* Problem details *
Only lines holding the word "一事联办" should be copied from the material.

[A run of records]
## Begin

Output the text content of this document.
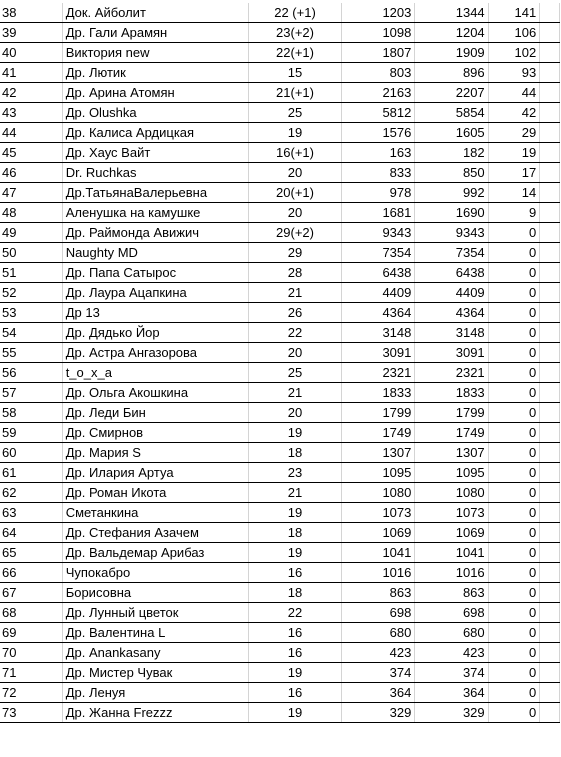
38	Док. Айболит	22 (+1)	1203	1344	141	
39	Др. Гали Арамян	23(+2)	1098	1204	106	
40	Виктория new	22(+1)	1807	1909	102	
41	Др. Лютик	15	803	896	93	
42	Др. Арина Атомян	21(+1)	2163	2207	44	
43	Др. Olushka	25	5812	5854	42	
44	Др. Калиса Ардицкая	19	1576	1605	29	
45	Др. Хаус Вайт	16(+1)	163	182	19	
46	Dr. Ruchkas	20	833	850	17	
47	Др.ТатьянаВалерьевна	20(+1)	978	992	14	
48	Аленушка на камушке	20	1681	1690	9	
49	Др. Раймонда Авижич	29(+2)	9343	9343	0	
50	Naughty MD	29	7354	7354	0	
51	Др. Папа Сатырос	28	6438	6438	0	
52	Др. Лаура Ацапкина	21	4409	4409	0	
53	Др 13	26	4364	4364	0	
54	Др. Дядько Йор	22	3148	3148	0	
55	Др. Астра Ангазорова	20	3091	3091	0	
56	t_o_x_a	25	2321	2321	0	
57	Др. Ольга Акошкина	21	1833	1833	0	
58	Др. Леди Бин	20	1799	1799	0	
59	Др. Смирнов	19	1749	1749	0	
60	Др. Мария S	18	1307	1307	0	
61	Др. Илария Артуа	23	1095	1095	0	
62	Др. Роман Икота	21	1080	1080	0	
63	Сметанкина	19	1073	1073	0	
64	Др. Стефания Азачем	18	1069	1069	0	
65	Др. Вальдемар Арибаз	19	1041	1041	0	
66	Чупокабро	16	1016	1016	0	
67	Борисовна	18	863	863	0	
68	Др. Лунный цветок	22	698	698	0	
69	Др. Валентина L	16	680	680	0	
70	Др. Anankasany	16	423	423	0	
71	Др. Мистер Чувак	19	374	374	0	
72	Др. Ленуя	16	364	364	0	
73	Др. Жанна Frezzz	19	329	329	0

## End
## Begin

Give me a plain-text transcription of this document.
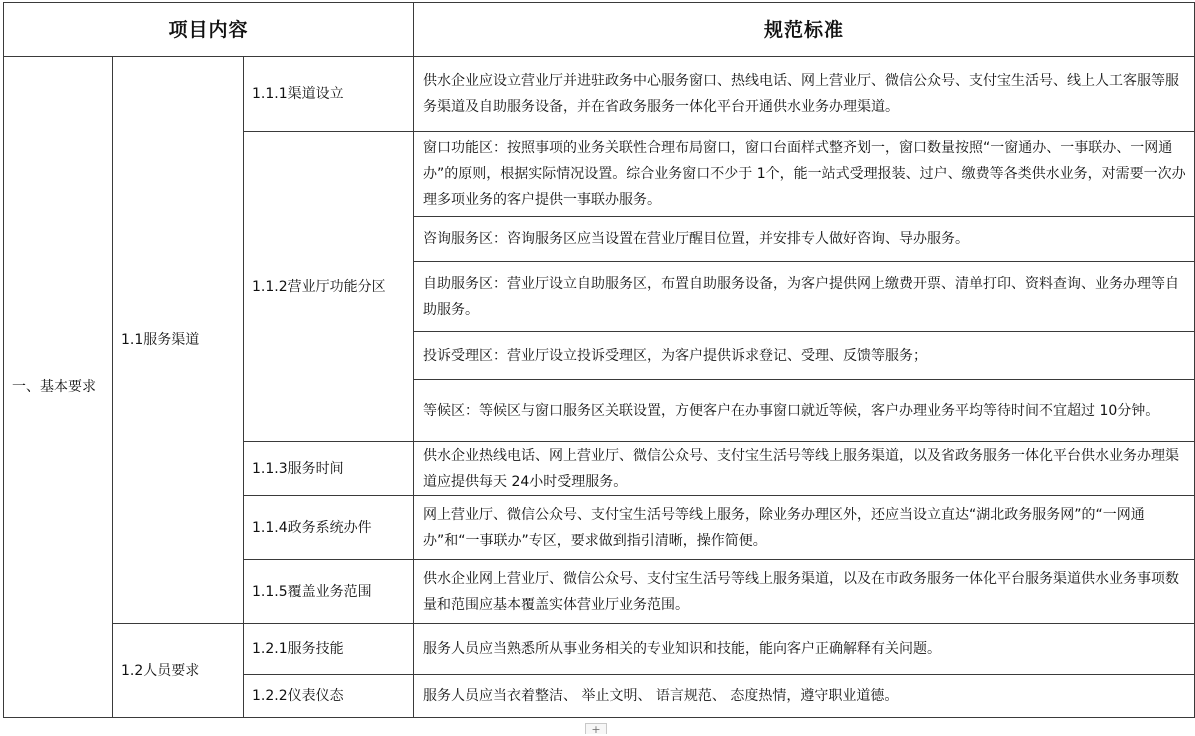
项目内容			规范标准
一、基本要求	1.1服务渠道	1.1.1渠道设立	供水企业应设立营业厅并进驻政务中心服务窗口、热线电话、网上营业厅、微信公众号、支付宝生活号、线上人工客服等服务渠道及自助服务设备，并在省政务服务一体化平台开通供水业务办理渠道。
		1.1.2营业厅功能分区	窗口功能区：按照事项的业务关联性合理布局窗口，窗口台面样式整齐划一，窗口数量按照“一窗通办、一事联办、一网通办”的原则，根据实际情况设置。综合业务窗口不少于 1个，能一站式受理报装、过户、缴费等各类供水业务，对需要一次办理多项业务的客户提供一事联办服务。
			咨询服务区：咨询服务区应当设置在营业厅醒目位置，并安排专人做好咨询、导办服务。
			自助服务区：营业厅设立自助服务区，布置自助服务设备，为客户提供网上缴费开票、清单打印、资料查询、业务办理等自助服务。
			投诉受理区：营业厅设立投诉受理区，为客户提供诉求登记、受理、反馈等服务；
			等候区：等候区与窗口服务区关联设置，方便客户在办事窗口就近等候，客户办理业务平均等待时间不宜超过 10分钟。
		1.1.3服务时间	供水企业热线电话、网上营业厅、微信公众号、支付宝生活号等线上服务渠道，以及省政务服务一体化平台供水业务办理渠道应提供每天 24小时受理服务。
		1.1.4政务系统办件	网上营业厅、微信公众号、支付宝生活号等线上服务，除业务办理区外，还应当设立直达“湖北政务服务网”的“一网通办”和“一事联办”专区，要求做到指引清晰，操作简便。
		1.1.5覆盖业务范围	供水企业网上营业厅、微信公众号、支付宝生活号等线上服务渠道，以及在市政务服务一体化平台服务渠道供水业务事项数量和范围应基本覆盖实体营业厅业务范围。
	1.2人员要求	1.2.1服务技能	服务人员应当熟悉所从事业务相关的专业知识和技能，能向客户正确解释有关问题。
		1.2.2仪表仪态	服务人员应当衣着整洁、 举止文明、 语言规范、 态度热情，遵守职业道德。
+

## End

* Exercise answer *
		1.1.2营业厅功能分区	窗口功能区：按照事项的业务关联性合理布局窗口，窗口台面样式整齐划一，窗口数量按照“一窗通办、一事联办、一网通办”的原则，根据实际情况设置。综合业务窗口不少于 1个，能一站式受理报装、过户、缴费等各类供水业务，对需要一次办理多项业务的客户提供一事联办服务。
		1.1.4政务系统办件	网上营业厅、微信公众号、支付宝生活号等线上服务，除业务办理区外，还应当设立直达“湖北政务服务网”的“一网通办”和“一事联办”专区，要求做到指引清晰，操作简便。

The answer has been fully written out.